[BEGIN Dataset records]

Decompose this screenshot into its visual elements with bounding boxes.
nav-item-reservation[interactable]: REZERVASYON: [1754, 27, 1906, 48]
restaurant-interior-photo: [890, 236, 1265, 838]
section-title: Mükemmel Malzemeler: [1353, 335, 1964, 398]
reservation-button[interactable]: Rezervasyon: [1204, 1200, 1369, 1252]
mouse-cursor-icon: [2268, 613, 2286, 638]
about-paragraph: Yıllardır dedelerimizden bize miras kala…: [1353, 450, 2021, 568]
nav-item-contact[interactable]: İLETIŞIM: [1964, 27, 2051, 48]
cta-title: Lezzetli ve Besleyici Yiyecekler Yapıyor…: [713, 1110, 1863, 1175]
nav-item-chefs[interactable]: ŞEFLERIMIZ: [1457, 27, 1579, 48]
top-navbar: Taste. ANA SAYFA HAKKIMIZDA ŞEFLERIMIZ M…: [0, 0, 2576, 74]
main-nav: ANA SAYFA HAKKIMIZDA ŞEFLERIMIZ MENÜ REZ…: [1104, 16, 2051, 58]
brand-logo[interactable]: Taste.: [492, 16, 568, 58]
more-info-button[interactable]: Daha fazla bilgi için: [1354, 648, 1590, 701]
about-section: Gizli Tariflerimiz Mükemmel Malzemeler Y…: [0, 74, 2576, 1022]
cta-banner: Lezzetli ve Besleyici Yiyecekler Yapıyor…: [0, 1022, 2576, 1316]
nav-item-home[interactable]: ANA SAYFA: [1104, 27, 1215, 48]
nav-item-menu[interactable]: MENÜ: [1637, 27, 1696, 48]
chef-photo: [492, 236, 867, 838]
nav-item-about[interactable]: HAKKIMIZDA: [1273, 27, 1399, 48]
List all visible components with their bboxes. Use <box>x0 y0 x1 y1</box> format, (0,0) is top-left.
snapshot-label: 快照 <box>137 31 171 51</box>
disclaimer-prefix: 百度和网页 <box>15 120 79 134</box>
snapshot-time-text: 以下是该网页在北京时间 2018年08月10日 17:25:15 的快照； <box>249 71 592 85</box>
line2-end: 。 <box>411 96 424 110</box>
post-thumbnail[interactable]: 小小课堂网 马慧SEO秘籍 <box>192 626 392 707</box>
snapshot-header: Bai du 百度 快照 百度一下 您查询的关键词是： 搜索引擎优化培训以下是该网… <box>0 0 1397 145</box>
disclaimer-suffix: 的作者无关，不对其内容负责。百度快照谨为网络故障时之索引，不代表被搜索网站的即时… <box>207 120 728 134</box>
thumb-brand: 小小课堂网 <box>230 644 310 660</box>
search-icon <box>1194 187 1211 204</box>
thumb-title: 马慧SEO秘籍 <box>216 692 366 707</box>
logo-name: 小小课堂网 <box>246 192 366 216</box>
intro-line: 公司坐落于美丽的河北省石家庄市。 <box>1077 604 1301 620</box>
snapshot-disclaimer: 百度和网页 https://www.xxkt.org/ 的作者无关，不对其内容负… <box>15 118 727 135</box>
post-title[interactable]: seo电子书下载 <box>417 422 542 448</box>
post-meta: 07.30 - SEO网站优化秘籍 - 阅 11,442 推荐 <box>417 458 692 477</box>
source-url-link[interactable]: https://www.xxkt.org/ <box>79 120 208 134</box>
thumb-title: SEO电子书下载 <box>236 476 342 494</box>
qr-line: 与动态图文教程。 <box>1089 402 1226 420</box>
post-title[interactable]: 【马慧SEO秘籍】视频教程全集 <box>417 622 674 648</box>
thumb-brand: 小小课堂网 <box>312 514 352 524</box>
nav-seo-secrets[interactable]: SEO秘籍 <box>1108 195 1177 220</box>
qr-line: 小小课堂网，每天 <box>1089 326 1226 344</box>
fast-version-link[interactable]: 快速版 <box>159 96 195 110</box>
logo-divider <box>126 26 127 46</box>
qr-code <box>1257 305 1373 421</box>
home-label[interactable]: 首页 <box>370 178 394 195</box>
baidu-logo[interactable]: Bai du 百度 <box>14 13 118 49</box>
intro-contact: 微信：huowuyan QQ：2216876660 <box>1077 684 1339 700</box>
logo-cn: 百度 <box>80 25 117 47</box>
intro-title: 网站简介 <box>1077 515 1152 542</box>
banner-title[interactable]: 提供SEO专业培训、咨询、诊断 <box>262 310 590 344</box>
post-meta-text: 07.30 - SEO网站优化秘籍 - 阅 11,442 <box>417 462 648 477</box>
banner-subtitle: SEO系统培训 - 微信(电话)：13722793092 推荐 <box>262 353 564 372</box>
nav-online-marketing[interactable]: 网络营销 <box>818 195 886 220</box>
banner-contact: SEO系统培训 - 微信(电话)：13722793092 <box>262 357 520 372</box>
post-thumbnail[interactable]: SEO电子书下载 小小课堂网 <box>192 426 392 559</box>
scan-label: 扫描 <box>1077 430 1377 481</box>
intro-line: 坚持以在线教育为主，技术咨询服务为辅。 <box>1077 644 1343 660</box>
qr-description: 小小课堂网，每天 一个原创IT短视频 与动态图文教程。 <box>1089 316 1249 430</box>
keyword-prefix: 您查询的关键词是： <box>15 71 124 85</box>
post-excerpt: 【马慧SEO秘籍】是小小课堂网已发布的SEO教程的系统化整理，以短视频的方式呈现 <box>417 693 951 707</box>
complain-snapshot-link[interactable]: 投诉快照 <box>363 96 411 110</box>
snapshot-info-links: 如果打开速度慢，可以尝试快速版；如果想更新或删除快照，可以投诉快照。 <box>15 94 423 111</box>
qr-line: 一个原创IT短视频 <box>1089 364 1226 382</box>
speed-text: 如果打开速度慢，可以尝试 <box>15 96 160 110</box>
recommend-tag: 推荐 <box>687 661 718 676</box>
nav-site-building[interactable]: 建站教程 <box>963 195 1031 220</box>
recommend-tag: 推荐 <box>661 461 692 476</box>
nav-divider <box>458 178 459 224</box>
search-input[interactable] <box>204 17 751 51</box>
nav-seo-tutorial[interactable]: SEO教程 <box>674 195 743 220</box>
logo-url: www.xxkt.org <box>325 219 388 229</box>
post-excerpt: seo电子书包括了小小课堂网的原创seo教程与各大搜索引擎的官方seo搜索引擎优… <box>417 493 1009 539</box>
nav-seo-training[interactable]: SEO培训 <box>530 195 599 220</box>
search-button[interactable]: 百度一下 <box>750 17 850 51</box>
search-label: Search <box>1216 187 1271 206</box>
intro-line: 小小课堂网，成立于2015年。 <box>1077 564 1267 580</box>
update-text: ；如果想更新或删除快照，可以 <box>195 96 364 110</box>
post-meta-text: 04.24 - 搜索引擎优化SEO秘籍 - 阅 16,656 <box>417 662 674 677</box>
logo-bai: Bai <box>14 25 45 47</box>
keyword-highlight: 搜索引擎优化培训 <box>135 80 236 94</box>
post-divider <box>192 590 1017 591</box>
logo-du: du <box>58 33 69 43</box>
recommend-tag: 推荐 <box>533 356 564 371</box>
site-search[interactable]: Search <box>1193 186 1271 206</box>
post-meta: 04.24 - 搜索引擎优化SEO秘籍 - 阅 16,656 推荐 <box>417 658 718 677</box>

[END Dataset records]

-- What you will do --
Reproduce the data from its first line through the line containing "1200, 1369, 1252]", including both of those lines.

-- Solution for this problem --
Decompose this screenshot into its visual elements with bounding boxes.
nav-item-reservation[interactable]: REZERVASYON: [1754, 27, 1906, 48]
restaurant-interior-photo: [890, 236, 1265, 838]
section-title: Mükemmel Malzemeler: [1353, 335, 1964, 398]
reservation-button[interactable]: Rezervasyon: [1204, 1200, 1369, 1252]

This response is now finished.